| Problem to work on |
Every entry must be echoed exactly.

| Dataset |
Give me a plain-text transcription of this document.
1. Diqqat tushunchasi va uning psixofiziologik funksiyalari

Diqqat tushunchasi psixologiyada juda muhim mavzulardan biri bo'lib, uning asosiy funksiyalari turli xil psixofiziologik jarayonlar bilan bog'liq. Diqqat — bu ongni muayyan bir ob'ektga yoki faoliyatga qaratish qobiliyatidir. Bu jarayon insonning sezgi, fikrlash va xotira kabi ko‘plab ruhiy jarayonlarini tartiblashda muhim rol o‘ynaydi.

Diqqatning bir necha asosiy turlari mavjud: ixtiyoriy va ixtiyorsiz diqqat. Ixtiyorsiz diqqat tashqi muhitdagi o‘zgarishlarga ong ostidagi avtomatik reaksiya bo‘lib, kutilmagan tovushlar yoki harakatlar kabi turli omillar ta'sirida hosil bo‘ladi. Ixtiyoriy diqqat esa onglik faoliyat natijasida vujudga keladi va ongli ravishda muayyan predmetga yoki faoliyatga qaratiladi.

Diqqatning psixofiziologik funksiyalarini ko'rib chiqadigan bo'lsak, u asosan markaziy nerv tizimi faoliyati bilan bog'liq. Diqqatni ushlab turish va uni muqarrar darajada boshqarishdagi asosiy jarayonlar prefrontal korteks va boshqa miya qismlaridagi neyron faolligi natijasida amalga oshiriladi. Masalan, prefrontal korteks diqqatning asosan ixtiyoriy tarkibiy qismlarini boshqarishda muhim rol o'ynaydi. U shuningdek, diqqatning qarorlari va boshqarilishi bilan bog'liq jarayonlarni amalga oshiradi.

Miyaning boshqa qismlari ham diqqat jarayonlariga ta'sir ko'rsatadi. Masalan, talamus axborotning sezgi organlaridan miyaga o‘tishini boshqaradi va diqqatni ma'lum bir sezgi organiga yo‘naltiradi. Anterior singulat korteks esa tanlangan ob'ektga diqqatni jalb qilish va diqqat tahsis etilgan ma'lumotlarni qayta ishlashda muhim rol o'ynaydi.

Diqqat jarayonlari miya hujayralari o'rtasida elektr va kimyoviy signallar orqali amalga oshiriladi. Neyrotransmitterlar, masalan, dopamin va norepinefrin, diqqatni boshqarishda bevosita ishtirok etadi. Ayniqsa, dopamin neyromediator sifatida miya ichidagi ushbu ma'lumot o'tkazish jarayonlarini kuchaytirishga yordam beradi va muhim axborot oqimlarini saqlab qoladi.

| Written response |
Give me a plain-text transcription of this document.
1. Diqqat tushunchasi va uning psixofiziologik funksiyalari

Diqqat tushunchasi psixologiyada juda muhim mavzulardan biri bo'lib, uning asosiy funksiyalari turli xil psixofiziologik jarayonlar bilan bog'liq. Diqqat — bu ongni muayyan bir ob'ektga yoki faoliyatga qaratish qobiliyatidir. Bu jarayon insonning sezgi, fikrlash va xotira kabi ko‘plab ruhiy jarayonlarini tartiblashda muhim rol o‘ynaydi.

Diqqatning bir necha asosiy turlari mavjud: ixtiyoriy va ixtiyorsiz diqqat. Ixtiyorsiz diqqat tashqi muhitdagi o‘zgarishlarga ong ostidagi avtomatik reaksiya bo‘lib, kutilmagan tovushlar yoki harakatlar kabi turli omillar ta'sirida hosil bo‘ladi. Ixtiyoriy diqqat esa onglik faoliyat natijasida vujudga keladi va ongli ravishda muayyan predmetga yoki faoliyatga qaratiladi.

Diqqatning psixofiziologik funksiyalarini ko'rib chiqadigan bo'lsak, u asosan markaziy nerv tizimi faoliyati bilan bog'liq. Diqqatni ushlab turish va uni muqarrar darajada boshqarishdagi asosiy jarayonlar prefrontal korteks va boshqa miya qismlaridagi neyron faolligi natijasida amalga oshiriladi. Masalan, prefrontal korteks diqqatning asosan ixtiyoriy tarkibiy qismlarini boshqarishda muhim rol o'ynaydi. U shuningdek, diqqatning qarorlari va boshqarilishi bilan bog'liq jarayonlarni amalga oshiradi.

Miyaning boshqa qismlari ham diqqat jarayonlariga ta'sir ko'rsatadi. Masalan, talamus axborotning sezgi organlaridan miyaga o‘tishini boshqaradi va diqqatni ma'lum bir sezgi organiga yo‘naltiradi. Anterior singulat korteks esa tanlangan ob'ektga diqqatni jalb qilish va diqqat tahsis etilgan ma'lumotlarni qayta ishlashda muhim rol o'ynaydi.

Diqqat jarayonlari miya hujayralari o'rtasida elektr va kimyoviy signallar orqali amalga oshiriladi. Neyrotransmitterlar, masalan, dopamin va norepinefrin, diqqatni boshqarishda bevosita ishtirok etadi. Ayniqsa, dopamin neyromediator sifatida miya ichidagi ushbu ma'lumot o'tkazish jarayonlarini kuchaytirishga yordam beradi va muhim axborot oqimlarini saqlab qoladi.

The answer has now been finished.